Goal = Quote the records that follow in full and exactly; leave out the pictures.

Stored records:
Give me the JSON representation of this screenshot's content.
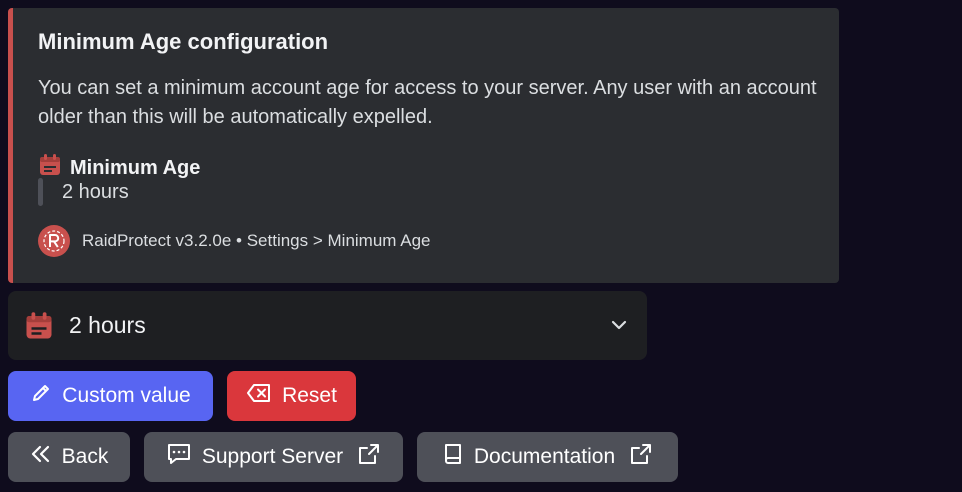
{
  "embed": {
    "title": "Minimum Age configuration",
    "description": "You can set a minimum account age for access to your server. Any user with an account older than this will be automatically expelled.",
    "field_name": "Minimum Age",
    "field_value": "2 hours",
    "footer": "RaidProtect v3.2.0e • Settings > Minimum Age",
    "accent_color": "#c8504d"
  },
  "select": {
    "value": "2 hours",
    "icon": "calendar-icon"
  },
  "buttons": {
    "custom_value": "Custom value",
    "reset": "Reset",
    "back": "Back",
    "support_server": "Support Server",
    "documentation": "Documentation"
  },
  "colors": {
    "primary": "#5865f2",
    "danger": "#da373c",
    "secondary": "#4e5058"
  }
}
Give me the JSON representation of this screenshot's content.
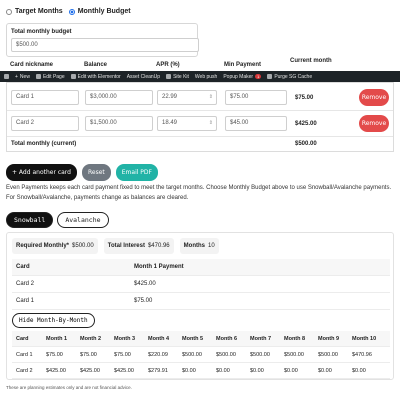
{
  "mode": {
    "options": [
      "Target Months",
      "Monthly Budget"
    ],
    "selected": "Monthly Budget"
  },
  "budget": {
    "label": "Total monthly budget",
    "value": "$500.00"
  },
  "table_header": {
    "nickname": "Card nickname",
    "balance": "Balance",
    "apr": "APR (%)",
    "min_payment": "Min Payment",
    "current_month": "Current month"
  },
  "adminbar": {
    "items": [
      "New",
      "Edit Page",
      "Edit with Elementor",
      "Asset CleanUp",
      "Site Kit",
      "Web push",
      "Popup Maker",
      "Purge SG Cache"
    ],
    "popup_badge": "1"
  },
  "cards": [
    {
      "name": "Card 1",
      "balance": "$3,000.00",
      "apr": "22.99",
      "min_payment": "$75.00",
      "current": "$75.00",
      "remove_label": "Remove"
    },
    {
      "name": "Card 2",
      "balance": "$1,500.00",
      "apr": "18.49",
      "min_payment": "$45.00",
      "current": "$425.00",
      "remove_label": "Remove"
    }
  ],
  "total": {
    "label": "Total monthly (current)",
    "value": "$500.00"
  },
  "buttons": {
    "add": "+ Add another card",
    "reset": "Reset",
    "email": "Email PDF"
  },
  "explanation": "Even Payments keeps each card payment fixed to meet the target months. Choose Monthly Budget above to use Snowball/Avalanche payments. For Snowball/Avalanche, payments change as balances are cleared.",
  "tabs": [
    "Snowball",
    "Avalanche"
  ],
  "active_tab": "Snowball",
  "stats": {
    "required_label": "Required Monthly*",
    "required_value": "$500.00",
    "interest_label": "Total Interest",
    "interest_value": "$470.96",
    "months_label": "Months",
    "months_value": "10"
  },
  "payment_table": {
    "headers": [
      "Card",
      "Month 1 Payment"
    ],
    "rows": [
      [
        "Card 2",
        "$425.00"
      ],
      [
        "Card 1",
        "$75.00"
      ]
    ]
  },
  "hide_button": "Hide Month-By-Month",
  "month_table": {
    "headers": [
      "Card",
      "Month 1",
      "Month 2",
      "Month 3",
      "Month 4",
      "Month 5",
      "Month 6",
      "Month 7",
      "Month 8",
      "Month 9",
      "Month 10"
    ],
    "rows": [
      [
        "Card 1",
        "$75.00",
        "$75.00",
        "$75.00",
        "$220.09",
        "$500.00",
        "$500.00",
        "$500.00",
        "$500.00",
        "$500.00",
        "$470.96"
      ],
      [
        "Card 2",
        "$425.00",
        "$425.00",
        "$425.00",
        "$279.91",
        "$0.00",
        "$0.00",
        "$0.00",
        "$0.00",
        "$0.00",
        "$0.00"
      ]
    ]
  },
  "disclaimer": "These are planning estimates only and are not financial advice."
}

Response to this exercise =
Give me the JSON representation of this screenshot's content.
{
  "embed": {
    "title": "Minimum Age configuration",
    "description": "You can set a minimum account age for access to your server. Any user with an account older than this will be automatically expelled.",
    "field_name": "Minimum Age",
    "field_value": "2 hours",
    "footer": "RaidProtect v3.2.0e • Settings > Minimum Age",
    "accent_color": "#c8504d"
  },
  "select": {
    "value": "2 hours",
    "icon": "calendar-icon"
  },
  "buttons": {
    "custom_value": "Custom value",
    "reset": "Reset",
    "back": "Back",
    "support_server": "Support Server",
    "documentation": "Documentation"
  },
  "colors": {
    "primary": "#5865f2",
    "danger": "#da373c",
    "secondary": "#4e5058"
  }
}
Give me the JSON representation of this screenshot's content.
{
  "mode": {
    "options": [
      "Target Months",
      "Monthly Budget"
    ],
    "selected": "Monthly Budget"
  },
  "budget": {
    "label": "Total monthly budget",
    "value": "$500.00"
  },
  "table_header": {
    "nickname": "Card nickname",
    "balance": "Balance",
    "apr": "APR (%)",
    "min_payment": "Min Payment",
    "current_month": "Current month"
  },
  "adminbar": {
    "items": [
      "New",
      "Edit Page",
      "Edit with Elementor",
      "Asset CleanUp",
      "Site Kit",
      "Web push",
      "Popup Maker",
      "Purge SG Cache"
    ],
    "popup_badge": "1"
  },
  "cards": [
    {
      "name": "Card 1",
      "balance": "$3,000.00",
      "apr": "22.99",
      "min_payment": "$75.00",
      "current": "$75.00",
      "remove_label": "Remove"
    },
    {
      "name": "Card 2",
      "balance": "$1,500.00",
      "apr": "18.49",
      "min_payment": "$45.00",
      "current": "$425.00",
      "remove_label": "Remove"
    }
  ],
  "total": {
    "label": "Total monthly (current)",
    "value": "$500.00"
  },
  "buttons": {
    "add": "+ Add another card",
    "reset": "Reset",
    "email": "Email PDF"
  },
  "explanation": "Even Payments keeps each card payment fixed to meet the target months. Choose Monthly Budget above to use Snowball/Avalanche payments. For Snowball/Avalanche, payments change as balances are cleared.",
  "tabs": [
    "Snowball",
    "Avalanche"
  ],
  "active_tab": "Snowball",
  "stats": {
    "required_label": "Required Monthly*",
    "required_value": "$500.00",
    "interest_label": "Total Interest",
    "interest_value": "$470.96",
    "months_label": "Months",
    "months_value": "10"
  },
  "payment_table": {
    "headers": [
      "Card",
      "Month 1 Payment"
    ],
    "rows": [
      [
        "Card 2",
        "$425.00"
      ],
      [
        "Card 1",
        "$75.00"
      ]
    ]
  },
  "hide_button": "Hide Month-By-Month",
  "month_table": {
    "headers": [
      "Card",
      "Month 1",
      "Month 2",
      "Month 3",
      "Month 4",
      "Month 5",
      "Month 6",
      "Month 7",
      "Month 8",
      "Month 9",
      "Month 10"
    ],
    "rows": [
      [
        "Card 1",
        "$75.00",
        "$75.00",
        "$75.00",
        "$220.09",
        "$500.00",
        "$500.00",
        "$500.00",
        "$500.00",
        "$500.00",
        "$470.96"
      ],
      [
        "Card 2",
        "$425.00",
        "$425.00",
        "$425.00",
        "$279.91",
        "$0.00",
        "$0.00",
        "$0.00",
        "$0.00",
        "$0.00",
        "$0.00"
      ]
    ]
  },
  "disclaimer": "These are planning estimates only and are not financial advice."
}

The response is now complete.